─── Supplied records ───

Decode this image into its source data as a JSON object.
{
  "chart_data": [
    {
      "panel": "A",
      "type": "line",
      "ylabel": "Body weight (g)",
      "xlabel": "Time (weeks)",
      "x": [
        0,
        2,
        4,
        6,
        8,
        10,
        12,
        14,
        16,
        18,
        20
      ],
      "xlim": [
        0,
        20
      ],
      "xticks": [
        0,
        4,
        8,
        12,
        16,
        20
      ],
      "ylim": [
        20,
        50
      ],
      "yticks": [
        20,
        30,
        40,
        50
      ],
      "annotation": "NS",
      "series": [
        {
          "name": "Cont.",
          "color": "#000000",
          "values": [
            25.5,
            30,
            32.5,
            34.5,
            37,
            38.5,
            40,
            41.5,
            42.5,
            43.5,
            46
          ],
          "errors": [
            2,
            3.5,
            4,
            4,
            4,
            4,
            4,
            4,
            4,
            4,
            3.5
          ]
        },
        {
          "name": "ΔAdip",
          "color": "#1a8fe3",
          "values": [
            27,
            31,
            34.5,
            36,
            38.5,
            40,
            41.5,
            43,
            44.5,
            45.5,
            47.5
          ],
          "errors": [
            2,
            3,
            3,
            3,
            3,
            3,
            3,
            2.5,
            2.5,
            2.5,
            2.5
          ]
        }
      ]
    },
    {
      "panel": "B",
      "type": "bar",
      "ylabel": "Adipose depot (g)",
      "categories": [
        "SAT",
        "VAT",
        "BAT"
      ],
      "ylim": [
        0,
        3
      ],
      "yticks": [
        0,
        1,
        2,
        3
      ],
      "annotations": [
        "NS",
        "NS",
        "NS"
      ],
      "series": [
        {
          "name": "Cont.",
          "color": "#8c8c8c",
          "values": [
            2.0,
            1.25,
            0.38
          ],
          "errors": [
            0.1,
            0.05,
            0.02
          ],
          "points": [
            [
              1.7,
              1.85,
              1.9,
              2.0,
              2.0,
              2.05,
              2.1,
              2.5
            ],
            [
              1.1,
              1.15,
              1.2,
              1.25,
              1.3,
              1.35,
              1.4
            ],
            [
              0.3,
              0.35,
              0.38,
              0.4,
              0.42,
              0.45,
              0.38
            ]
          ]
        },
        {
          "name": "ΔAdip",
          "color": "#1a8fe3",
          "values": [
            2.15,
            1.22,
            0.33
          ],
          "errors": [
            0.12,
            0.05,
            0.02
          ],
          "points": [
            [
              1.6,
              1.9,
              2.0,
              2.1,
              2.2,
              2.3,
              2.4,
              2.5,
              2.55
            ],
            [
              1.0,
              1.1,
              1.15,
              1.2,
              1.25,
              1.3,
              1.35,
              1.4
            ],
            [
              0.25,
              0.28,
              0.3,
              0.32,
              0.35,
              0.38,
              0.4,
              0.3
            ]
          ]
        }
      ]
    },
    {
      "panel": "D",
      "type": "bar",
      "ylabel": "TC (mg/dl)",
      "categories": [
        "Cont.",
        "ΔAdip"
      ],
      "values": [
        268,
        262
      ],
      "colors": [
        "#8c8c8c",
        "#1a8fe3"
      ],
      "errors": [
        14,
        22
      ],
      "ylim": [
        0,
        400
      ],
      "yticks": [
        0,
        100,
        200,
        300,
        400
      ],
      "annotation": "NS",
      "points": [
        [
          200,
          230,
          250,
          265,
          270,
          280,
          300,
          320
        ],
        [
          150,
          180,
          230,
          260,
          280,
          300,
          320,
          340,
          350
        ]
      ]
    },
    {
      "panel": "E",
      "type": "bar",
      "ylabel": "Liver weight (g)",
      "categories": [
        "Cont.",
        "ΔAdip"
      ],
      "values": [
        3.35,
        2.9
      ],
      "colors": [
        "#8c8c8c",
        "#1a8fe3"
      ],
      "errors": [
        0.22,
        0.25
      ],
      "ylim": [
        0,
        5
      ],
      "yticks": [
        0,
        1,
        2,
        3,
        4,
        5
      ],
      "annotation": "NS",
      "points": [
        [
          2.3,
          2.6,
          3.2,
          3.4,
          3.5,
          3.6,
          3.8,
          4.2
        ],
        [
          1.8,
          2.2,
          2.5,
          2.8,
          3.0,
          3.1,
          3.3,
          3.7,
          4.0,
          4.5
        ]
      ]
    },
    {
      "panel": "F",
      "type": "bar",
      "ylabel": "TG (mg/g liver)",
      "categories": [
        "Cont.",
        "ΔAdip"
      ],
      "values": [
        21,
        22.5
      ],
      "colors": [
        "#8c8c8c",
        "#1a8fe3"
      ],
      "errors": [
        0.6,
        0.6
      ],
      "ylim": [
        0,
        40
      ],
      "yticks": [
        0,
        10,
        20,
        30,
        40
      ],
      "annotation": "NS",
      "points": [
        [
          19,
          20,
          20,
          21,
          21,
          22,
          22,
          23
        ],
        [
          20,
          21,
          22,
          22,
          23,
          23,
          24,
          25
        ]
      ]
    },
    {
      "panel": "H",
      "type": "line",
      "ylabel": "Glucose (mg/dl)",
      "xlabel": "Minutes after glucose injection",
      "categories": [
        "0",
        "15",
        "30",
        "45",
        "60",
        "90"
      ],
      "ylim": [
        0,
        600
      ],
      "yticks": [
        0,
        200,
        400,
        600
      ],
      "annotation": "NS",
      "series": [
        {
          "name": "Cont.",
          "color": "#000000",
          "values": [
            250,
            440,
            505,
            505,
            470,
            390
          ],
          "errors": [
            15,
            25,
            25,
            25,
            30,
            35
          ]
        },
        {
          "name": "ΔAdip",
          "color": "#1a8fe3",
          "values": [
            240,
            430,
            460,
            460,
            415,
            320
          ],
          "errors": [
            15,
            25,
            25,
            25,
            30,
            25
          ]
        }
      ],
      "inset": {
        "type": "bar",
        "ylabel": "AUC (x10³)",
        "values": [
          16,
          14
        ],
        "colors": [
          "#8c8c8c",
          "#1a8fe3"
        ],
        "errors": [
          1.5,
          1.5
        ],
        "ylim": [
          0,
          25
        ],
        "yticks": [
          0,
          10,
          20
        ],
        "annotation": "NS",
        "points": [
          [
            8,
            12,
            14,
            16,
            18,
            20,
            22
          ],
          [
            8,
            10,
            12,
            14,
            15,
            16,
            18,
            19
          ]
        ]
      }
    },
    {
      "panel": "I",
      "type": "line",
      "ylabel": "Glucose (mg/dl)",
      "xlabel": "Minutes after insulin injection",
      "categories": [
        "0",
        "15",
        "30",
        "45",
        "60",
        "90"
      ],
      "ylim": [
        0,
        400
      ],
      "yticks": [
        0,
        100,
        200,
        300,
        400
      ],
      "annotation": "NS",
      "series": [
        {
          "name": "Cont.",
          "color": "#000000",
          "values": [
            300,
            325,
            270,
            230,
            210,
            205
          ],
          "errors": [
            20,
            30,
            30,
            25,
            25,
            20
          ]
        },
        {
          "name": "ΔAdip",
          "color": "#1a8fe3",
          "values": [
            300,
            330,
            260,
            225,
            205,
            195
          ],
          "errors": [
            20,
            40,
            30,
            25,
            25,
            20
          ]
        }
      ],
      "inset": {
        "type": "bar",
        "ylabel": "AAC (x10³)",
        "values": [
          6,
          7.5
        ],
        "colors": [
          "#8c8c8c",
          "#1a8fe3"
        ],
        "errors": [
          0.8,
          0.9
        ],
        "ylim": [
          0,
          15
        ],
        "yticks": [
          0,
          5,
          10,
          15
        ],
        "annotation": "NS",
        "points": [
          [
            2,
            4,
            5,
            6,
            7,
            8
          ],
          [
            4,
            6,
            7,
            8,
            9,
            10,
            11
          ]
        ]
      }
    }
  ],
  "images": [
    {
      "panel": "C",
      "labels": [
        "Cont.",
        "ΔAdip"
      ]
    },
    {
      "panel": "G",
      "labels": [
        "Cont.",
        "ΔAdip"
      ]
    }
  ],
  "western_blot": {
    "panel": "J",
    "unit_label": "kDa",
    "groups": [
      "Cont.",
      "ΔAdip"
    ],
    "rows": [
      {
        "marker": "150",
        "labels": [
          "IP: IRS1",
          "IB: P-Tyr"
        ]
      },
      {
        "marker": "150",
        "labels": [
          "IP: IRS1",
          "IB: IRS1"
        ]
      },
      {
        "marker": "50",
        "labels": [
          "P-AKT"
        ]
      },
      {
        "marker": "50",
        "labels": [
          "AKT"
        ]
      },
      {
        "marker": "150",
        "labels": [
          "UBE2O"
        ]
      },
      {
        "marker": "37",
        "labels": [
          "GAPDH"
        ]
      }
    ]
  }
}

───

## Task instructions
Copy each line containing the word "weight" from the data.

## Exercise solution
      "ylabel": "Body weight (g)",
      "ylabel": "Liver weight (g)",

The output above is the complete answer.